Using the material below, copy every line where "может" appears.

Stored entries
.....
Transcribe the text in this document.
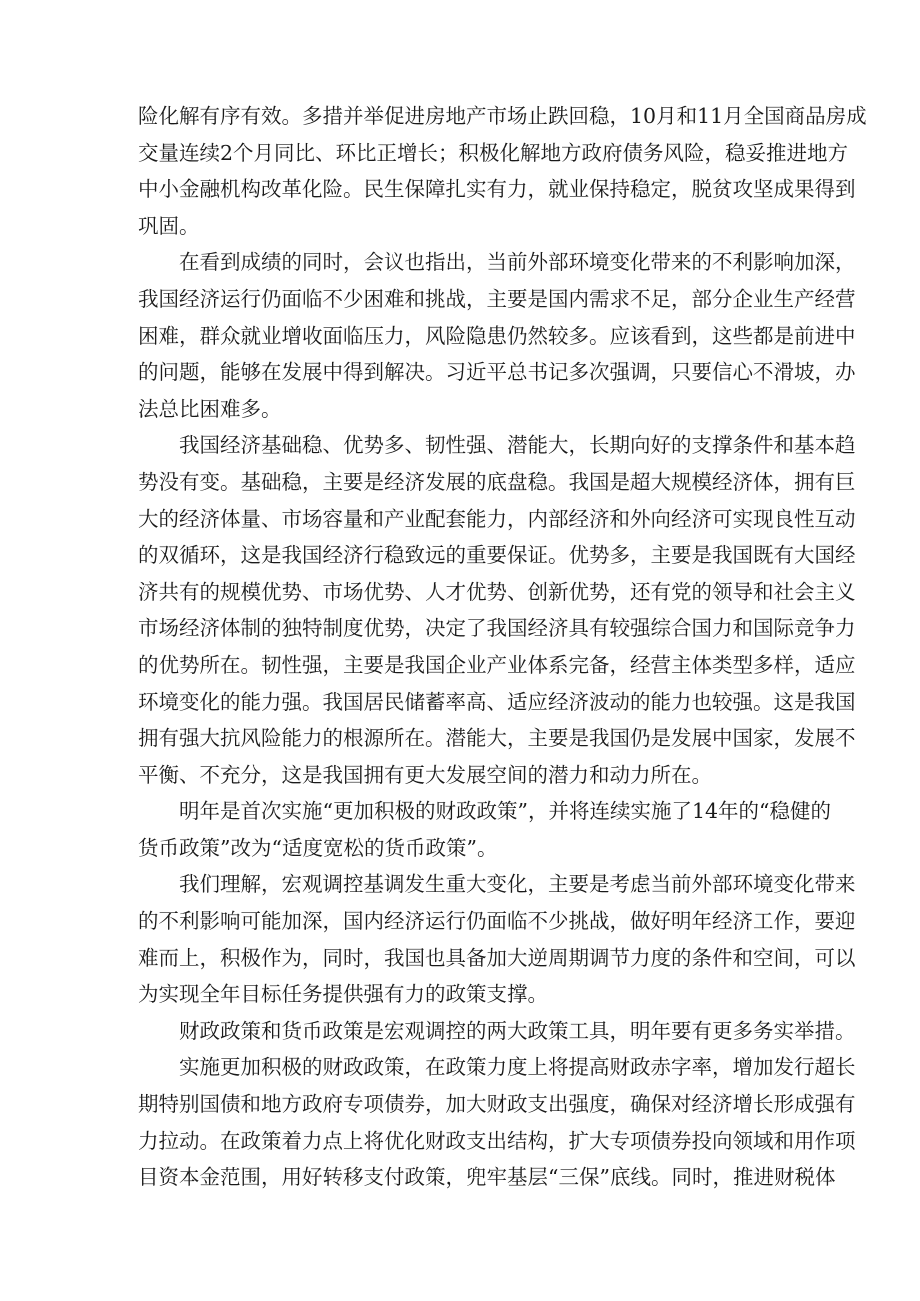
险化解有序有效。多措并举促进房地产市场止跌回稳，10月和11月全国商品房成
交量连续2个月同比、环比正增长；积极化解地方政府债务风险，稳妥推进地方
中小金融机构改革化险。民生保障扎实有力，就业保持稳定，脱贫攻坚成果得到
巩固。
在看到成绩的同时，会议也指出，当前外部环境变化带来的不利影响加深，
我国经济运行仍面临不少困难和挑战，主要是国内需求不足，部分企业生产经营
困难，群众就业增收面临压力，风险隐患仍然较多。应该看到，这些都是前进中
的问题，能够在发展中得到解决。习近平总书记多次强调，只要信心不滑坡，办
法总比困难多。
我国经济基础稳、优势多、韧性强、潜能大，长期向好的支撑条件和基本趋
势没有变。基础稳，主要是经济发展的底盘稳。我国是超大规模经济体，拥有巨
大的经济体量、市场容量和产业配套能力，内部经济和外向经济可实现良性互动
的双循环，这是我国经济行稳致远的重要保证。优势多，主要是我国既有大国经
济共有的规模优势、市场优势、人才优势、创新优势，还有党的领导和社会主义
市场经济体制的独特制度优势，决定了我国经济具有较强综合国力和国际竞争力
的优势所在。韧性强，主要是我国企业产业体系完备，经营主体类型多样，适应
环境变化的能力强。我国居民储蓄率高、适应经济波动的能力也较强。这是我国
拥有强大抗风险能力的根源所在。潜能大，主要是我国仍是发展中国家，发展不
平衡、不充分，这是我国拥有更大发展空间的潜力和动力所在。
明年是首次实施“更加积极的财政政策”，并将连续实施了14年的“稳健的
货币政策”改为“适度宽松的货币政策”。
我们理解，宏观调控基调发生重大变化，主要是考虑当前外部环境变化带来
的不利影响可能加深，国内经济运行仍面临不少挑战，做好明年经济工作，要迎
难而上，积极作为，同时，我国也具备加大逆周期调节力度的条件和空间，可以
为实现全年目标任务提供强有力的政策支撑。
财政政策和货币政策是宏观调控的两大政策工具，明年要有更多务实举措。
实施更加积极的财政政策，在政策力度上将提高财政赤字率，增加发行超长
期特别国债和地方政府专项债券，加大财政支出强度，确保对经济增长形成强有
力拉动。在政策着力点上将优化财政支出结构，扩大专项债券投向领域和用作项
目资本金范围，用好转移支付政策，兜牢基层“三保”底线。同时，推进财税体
.....
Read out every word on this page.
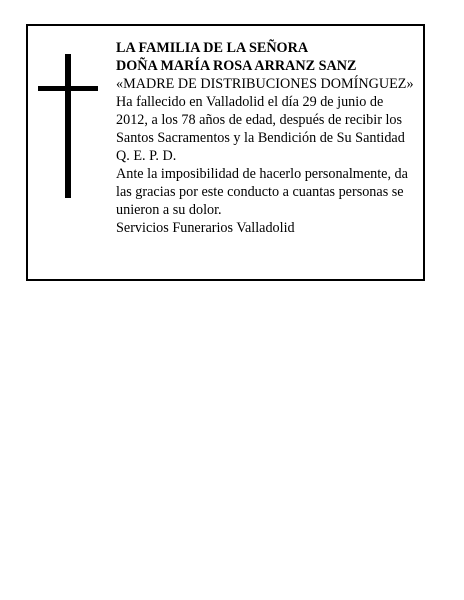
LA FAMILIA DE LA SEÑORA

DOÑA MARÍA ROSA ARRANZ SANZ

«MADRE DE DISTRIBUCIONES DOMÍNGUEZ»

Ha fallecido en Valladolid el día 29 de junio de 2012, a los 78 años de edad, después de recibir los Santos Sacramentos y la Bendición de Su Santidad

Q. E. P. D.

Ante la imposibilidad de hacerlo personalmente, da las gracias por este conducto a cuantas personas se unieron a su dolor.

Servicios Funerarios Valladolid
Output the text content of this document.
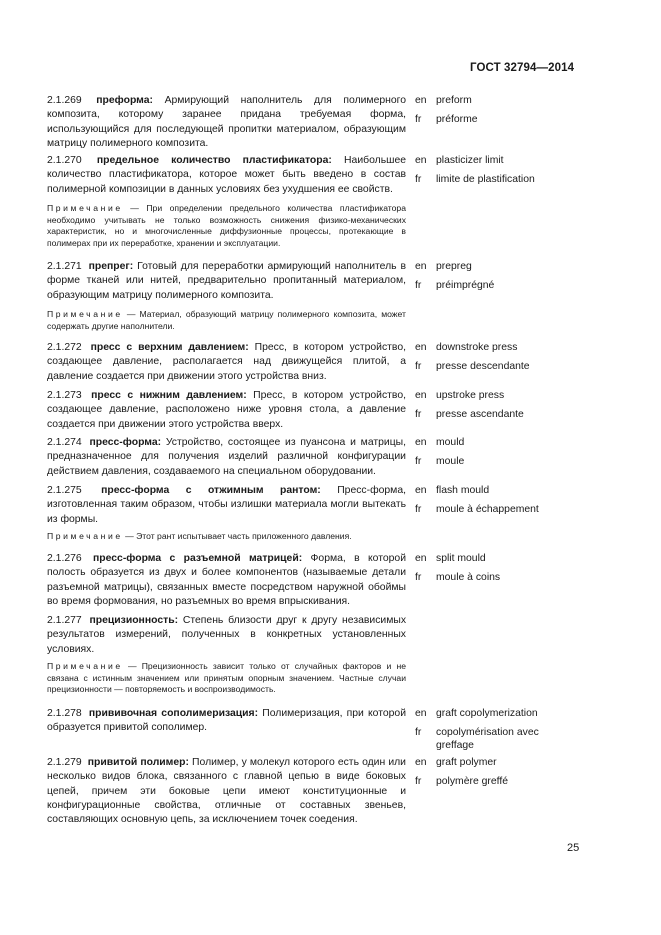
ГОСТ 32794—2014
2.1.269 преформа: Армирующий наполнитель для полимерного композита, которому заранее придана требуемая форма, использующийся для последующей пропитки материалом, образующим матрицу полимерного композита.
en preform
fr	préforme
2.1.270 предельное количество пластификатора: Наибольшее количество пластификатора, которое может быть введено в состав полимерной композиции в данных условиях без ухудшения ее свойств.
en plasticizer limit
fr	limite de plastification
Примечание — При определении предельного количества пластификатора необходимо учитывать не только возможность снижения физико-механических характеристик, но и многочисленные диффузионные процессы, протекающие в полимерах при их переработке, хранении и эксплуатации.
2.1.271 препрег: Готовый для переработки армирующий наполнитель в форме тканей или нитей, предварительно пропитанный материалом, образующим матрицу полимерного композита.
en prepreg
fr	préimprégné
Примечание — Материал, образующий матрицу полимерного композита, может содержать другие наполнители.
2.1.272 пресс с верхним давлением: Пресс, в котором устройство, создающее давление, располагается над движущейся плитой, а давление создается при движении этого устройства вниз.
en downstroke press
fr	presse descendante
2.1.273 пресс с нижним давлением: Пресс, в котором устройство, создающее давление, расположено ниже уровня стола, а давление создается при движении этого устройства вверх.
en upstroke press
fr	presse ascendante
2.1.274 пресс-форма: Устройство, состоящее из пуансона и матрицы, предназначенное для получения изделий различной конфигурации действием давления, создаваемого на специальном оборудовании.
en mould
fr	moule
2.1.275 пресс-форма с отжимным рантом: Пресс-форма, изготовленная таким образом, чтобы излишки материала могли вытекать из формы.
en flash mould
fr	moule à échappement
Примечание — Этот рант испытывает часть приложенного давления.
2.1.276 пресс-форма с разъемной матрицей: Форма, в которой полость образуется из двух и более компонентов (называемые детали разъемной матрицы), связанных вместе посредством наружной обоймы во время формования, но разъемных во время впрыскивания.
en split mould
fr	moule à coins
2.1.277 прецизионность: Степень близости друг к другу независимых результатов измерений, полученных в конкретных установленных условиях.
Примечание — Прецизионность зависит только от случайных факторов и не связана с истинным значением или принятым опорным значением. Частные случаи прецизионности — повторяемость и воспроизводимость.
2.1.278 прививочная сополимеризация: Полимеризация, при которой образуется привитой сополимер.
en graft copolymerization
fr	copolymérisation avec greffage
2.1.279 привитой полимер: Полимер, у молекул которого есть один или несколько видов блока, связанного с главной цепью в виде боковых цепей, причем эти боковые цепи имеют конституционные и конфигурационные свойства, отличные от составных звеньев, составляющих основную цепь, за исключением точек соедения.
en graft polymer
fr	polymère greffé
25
.....
## Solved problem
2.1.270 предельное количество пластификатора: Наибольшее количество пластификатора, которое может быть введено в состав полимерной композиции в данных условиях без ухудшения ее свойств.
Примечание — Материал, образующий матрицу полимерного композита, может содержать другие наполнители.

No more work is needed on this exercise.